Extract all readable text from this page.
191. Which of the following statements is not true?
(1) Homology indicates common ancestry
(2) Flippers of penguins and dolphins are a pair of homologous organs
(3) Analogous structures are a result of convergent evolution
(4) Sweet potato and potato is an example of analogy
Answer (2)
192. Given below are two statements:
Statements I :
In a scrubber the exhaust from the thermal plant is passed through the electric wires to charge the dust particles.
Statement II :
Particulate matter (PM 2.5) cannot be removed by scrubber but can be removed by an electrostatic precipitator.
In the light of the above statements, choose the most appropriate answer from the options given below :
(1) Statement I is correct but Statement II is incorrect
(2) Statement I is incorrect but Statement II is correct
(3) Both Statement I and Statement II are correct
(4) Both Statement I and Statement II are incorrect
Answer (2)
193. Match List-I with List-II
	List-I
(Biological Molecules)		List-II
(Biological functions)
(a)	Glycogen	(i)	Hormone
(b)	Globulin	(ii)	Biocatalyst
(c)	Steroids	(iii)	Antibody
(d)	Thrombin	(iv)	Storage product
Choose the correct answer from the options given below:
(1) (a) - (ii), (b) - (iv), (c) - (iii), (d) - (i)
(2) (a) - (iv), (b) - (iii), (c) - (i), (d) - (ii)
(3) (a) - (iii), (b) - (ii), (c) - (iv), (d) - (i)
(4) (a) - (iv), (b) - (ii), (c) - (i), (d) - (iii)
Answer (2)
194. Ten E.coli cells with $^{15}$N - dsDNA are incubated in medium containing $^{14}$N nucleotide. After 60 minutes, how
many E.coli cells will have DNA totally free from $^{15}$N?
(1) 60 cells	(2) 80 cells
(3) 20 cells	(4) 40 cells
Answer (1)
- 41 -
◆ ◆ ◆ ◆ ◆ ◆ ◆
• [What to do] Return all of the material exactly as written, from the first line through the last.

• [Output for this exercise]
Extract all readable text from this page.
191. Which of the following statements is not true?
(1) Homology indicates common ancestry
(2) Flippers of penguins and dolphins are a pair of homologous organs
(3) Analogous structures are a result of convergent evolution
(4) Sweet potato and potato is an example of analogy
Answer (2)
192. Given below are two statements:
Statements I :
In a scrubber the exhaust from the thermal plant is passed through the electric wires to charge the dust particles.
Statement II :
Particulate matter (PM 2.5) cannot be removed by scrubber but can be removed by an electrostatic precipitator.
In the light of the above statements, choose the most appropriate answer from the options given below :
(1) Statement I is correct but Statement II is incorrect
(2) Statement I is incorrect but Statement II is correct
(3) Both Statement I and Statement II are correct
(4) Both Statement I and Statement II are incorrect
Answer (2)
193. Match List-I with List-II
	List-I
(Biological Molecules)		List-II
(Biological functions)
(a)	Glycogen	(i)	Hormone
(b)	Globulin	(ii)	Biocatalyst
(c)	Steroids	(iii)	Antibody
(d)	Thrombin	(iv)	Storage product
Choose the correct answer from the options given below:
(1) (a) - (ii), (b) - (iv), (c) - (iii), (d) - (i)
(2) (a) - (iv), (b) - (iii), (c) - (i), (d) - (ii)
(3) (a) - (iii), (b) - (ii), (c) - (iv), (d) - (i)
(4) (a) - (iv), (b) - (ii), (c) - (i), (d) - (iii)
Answer (2)
194. Ten E.coli cells with $^{15}$N - dsDNA are incubated in medium containing $^{14}$N nucleotide. After 60 minutes, how
many E.coli cells will have DNA totally free from $^{15}$N?
(1) 60 cells	(2) 80 cells
(3) 20 cells	(4) 40 cells
Answer (1)
- 41 -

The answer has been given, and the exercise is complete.